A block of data
════════════════════

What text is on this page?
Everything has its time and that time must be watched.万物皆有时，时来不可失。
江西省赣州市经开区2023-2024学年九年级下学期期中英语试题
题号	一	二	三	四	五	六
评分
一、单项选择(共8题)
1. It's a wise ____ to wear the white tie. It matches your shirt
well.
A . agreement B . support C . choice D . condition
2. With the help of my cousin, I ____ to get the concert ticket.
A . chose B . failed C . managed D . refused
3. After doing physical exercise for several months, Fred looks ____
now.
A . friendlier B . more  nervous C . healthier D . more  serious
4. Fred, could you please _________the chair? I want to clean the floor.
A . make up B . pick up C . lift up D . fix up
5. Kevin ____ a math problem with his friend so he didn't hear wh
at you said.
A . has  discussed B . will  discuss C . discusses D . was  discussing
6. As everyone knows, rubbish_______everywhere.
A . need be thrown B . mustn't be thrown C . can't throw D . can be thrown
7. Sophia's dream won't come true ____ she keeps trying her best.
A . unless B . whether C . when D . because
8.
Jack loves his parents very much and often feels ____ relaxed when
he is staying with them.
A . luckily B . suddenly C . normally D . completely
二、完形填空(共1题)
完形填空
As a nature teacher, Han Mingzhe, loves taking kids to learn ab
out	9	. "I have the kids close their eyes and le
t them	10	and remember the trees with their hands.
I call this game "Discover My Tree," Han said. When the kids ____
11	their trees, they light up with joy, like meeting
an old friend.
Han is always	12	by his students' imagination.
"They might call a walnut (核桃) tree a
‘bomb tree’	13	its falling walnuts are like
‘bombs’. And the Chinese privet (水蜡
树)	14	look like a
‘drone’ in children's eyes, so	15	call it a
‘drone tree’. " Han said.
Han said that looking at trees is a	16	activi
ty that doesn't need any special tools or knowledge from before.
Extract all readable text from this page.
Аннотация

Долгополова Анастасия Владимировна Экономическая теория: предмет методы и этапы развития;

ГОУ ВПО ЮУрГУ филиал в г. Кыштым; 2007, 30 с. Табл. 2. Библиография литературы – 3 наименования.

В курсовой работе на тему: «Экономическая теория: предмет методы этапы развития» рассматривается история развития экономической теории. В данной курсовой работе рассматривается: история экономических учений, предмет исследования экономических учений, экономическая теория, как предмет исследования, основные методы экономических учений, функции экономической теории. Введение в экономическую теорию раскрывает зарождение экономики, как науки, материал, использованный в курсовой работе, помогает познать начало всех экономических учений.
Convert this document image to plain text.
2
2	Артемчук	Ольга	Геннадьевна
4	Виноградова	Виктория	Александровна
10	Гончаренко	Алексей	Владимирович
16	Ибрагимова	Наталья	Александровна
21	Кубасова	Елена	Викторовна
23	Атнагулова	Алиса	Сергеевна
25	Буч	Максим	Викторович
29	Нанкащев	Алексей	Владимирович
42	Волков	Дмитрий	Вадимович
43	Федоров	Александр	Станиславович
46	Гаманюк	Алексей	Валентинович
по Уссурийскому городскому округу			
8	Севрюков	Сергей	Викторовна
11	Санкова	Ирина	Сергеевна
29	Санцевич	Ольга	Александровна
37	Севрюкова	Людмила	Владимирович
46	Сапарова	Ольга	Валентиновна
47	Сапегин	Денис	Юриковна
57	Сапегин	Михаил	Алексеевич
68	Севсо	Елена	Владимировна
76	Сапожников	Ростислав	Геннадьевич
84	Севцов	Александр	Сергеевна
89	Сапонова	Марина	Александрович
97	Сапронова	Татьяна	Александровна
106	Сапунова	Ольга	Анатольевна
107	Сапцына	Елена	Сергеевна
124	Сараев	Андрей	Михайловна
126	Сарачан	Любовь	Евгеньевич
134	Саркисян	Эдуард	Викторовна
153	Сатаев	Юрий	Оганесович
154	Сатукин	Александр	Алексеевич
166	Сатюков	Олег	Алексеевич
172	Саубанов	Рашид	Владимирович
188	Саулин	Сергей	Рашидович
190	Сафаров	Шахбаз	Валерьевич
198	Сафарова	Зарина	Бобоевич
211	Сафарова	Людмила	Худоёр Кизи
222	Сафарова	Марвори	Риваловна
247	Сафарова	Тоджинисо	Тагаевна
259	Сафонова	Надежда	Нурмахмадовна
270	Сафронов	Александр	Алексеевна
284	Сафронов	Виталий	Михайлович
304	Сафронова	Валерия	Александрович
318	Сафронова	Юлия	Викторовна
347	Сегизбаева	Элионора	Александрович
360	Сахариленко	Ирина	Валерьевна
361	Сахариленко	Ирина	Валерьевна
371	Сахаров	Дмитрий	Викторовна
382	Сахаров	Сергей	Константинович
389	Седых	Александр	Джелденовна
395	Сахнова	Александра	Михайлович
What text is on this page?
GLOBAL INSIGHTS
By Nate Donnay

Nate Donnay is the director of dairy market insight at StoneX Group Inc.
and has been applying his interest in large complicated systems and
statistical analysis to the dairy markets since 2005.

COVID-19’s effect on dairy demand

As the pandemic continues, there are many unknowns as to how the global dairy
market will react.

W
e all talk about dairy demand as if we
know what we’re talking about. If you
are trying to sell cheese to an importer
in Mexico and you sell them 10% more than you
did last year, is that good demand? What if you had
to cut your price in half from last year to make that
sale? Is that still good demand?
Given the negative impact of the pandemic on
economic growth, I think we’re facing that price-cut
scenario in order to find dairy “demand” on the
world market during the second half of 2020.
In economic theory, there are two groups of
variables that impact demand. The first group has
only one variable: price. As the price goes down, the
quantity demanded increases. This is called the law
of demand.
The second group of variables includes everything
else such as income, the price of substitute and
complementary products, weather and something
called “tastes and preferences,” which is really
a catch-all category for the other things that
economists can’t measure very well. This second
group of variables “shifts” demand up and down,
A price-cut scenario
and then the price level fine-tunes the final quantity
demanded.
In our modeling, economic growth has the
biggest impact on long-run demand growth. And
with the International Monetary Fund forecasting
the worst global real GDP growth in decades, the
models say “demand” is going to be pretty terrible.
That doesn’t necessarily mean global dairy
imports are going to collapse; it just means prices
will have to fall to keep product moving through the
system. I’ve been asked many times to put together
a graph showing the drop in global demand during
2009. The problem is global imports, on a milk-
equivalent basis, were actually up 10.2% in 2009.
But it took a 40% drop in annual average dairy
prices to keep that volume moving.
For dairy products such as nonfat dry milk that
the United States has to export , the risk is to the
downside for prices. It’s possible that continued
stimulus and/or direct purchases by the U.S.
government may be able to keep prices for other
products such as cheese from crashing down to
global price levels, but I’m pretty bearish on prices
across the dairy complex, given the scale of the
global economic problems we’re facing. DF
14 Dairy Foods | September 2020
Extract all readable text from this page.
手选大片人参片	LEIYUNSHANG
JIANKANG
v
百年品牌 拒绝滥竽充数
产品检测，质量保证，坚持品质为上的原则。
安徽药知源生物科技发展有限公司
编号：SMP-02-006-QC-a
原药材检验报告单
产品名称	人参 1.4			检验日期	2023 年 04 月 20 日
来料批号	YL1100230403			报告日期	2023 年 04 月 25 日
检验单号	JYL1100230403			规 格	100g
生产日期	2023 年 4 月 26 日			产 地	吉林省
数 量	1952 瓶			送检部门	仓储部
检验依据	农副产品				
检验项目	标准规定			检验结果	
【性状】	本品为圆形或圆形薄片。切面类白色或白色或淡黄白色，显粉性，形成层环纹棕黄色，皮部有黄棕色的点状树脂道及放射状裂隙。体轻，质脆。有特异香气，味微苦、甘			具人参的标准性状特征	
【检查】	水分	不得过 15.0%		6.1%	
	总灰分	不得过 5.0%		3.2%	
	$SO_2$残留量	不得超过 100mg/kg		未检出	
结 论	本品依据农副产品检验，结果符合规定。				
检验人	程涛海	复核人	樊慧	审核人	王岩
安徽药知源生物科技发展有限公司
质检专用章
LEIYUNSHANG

════════════════════

Task description - Return the full listing, character for character.

Problem solution -
What text is on this page?
Everything has its time and that time must be watched.万物皆有时，时来不可失。
江西省赣州市经开区2023-2024学年九年级下学期期中英语试题
题号	一	二	三	四	五	六
评分
一、单项选择(共8题)
1. It's a wise ____ to wear the white tie. It matches your shirt
well.
A . agreement B . support C . choice D . condition
2. With the help of my cousin, I ____ to get the concert ticket.
A . chose B . failed C . managed D . refused
3. After doing physical exercise for several months, Fred looks ____
now.
A . friendlier B . more  nervous C . healthier D . more  serious
4. Fred, could you please _________the chair? I want to clean the floor.
A . make up B . pick up C . lift up D . fix up
5. Kevin ____ a math problem with his friend so he didn't hear wh
at you said.
A . has  discussed B . will  discuss C . discusses D . was  discussing
6. As everyone knows, rubbish_______everywhere.
A . need be thrown B . mustn't be thrown C . can't throw D . can be thrown
7. Sophia's dream won't come true ____ she keeps trying her best.
A . unless B . whether C . when D . because
8.
Jack loves his parents very much and often feels ____ relaxed when
he is staying with them.
A . luckily B . suddenly C . normally D . completely
二、完形填空(共1题)
完形填空
As a nature teacher, Han Mingzhe, loves taking kids to learn ab
out	9	. "I have the kids close their eyes and le
t them	10	and remember the trees with their hands.
I call this game "Discover My Tree," Han said. When the kids ____
11	their trees, they light up with joy, like meeting
an old friend.
Han is always	12	by his students' imagination.
"They might call a walnut (核桃) tree a
‘bomb tree’	13	its falling walnuts are like
‘bombs’. And the Chinese privet (水蜡
树)	14	look like a
‘drone’ in children's eyes, so	15	call it a
‘drone tree’. " Han said.
Han said that looking at trees is a	16	activi
ty that doesn't need any special tools or knowledge from before.
Extract all readable text from this page.
Аннотация

Долгополова Анастасия Владимировна Экономическая теория: предмет методы и этапы развития;

ГОУ ВПО ЮУрГУ филиал в г. Кыштым; 2007, 30 с. Табл. 2. Библиография литературы – 3 наименования.

В курсовой работе на тему: «Экономическая теория: предмет методы этапы развития» рассматривается история развития экономической теории. В данной курсовой работе рассматривается: история экономических учений, предмет исследования экономических учений, экономическая теория, как предмет исследования, основные методы экономических учений, функции экономической теории. Введение в экономическую теорию раскрывает зарождение экономики, как науки, материал, использованный в курсовой работе, помогает познать начало всех экономических учений.
Convert this document image to plain text.
2
2	Артемчук	Ольга	Геннадьевна
4	Виноградова	Виктория	Александровна
10	Гончаренко	Алексей	Владимирович
16	Ибрагимова	Наталья	Александровна
21	Кубасова	Елена	Викторовна
23	Атнагулова	Алиса	Сергеевна
25	Буч	Максим	Викторович
29	Нанкащев	Алексей	Владимирович
42	Волков	Дмитрий	Вадимович
43	Федоров	Александр	Станиславович
46	Гаманюк	Алексей	Валентинович
по Уссурийскому городскому округу			
8	Севрюков	Сергей	Викторовна
11	Санкова	Ирина	Сергеевна
29	Санцевич	Ольга	Александровна
37	Севрюкова	Людмила	Владимирович
46	Сапарова	Ольга	Валентиновна
47	Сапегин	Денис	Юриковна
57	Сапегин	Михаил	Алексеевич
68	Севсо	Елена	Владимировна
76	Сапожников	Ростислав	Геннадьевич
84	Севцов	Александр	Сергеевна
89	Сапонова	Марина	Александрович
97	Сапронова	Татьяна	Александровна
106	Сапунова	Ольга	Анатольевна
107	Сапцына	Елена	Сергеевна
124	Сараев	Андрей	Михайловна
126	Сарачан	Любовь	Евгеньевич
134	Саркисян	Эдуард	Викторовна
153	Сатаев	Юрий	Оганесович
154	Сатукин	Александр	Алексеевич
166	Сатюков	Олег	Алексеевич
172	Саубанов	Рашид	Владимирович
188	Саулин	Сергей	Рашидович
190	Сафаров	Шахбаз	Валерьевич
198	Сафарова	Зарина	Бобоевич
211	Сафарова	Людмила	Худоёр Кизи
222	Сафарова	Марвори	Риваловна
247	Сафарова	Тоджинисо	Тагаевна
259	Сафонова	Надежда	Нурмахмадовна
270	Сафронов	Александр	Алексеевна
284	Сафронов	Виталий	Михайлович
304	Сафронова	Валерия	Александрович
318	Сафронова	Юлия	Викторовна
347	Сегизбаева	Элионора	Александрович
360	Сахариленко	Ирина	Валерьевна
361	Сахариленко	Ирина	Валерьевна
371	Сахаров	Дмитрий	Викторовна
382	Сахаров	Сергей	Константинович
389	Седых	Александр	Джелденовна
395	Сахнова	Александра	Михайлович
What text is on this page?
GLOBAL INSIGHTS
By Nate Donnay

Nate Donnay is the director of dairy market insight at StoneX Group Inc.
and has been applying his interest in large complicated systems and
statistical analysis to the dairy markets since 2005.

COVID-19’s effect on dairy demand

As the pandemic continues, there are many unknowns as to how the global dairy
market will react.

W
e all talk about dairy demand as if we
know what we’re talking about. If you
are trying to sell cheese to an importer
in Mexico and you sell them 10% more than you
did last year, is that good demand? What if you had
to cut your price in half from last year to make that
sale? Is that still good demand?
Given the negative impact of the pandemic on
economic growth, I think we’re facing that price-cut
scenario in order to find dairy “demand” on the
world market during the second half of 2020.
In economic theory, there are two groups of
variables that impact demand. The first group has
only one variable: price. As the price goes down, the
quantity demanded increases. This is called the law
of demand.
The second group of variables includes everything
else such as income, the price of substitute and
complementary products, weather and something
called “tastes and preferences,” which is really
a catch-all category for the other things that
economists can’t measure very well. This second
group of variables “shifts” demand up and down,
A price-cut scenario
and then the price level fine-tunes the final quantity
demanded.
In our modeling, economic growth has the
biggest impact on long-run demand growth. And
with the International Monetary Fund forecasting
the worst global real GDP growth in decades, the
models say “demand” is going to be pretty terrible.
That doesn’t necessarily mean global dairy
imports are going to collapse; it just means prices
will have to fall to keep product moving through the
system. I’ve been asked many times to put together
a graph showing the drop in global demand during
2009. The problem is global imports, on a milk-
equivalent basis, were actually up 10.2% in 2009.
But it took a 40% drop in annual average dairy
prices to keep that volume moving.
For dairy products such as nonfat dry milk that
the United States has to export , the risk is to the
downside for prices. It’s possible that continued
stimulus and/or direct purchases by the U.S.
government may be able to keep prices for other
products such as cheese from crashing down to
global price levels, but I’m pretty bearish on prices
across the dairy complex, given the scale of the
global economic problems we’re facing. DF
14 Dairy Foods | September 2020
Extract all readable text from this page.
手选大片人参片	LEIYUNSHANG
JIANKANG
v
百年品牌 拒绝滥竽充数
产品检测，质量保证，坚持品质为上的原则。
安徽药知源生物科技发展有限公司
编号：SMP-02-006-QC-a
原药材检验报告单
产品名称	人参 1.4			检验日期	2023 年 04 月 20 日
来料批号	YL1100230403			报告日期	2023 年 04 月 25 日
检验单号	JYL1100230403			规 格	100g
生产日期	2023 年 4 月 26 日			产 地	吉林省
数 量	1952 瓶			送检部门	仓储部
检验依据	农副产品				
检验项目	标准规定			检验结果	
【性状】	本品为圆形或圆形薄片。切面类白色或白色或淡黄白色，显粉性，形成层环纹棕黄色，皮部有黄棕色的点状树脂道及放射状裂隙。体轻，质脆。有特异香气，味微苦、甘			具人参的标准性状特征	
【检查】	水分	不得过 15.0%		6.1%	
	总灰分	不得过 5.0%		3.2%	
	$SO_2$残留量	不得超过 100mg/kg		未检出	
结 论	本品依据农副产品检验，结果符合规定。				
检验人	程涛海	复核人	樊慧	审核人	王岩
安徽药知源生物科技发展有限公司
质检专用章
LEIYUNSHANG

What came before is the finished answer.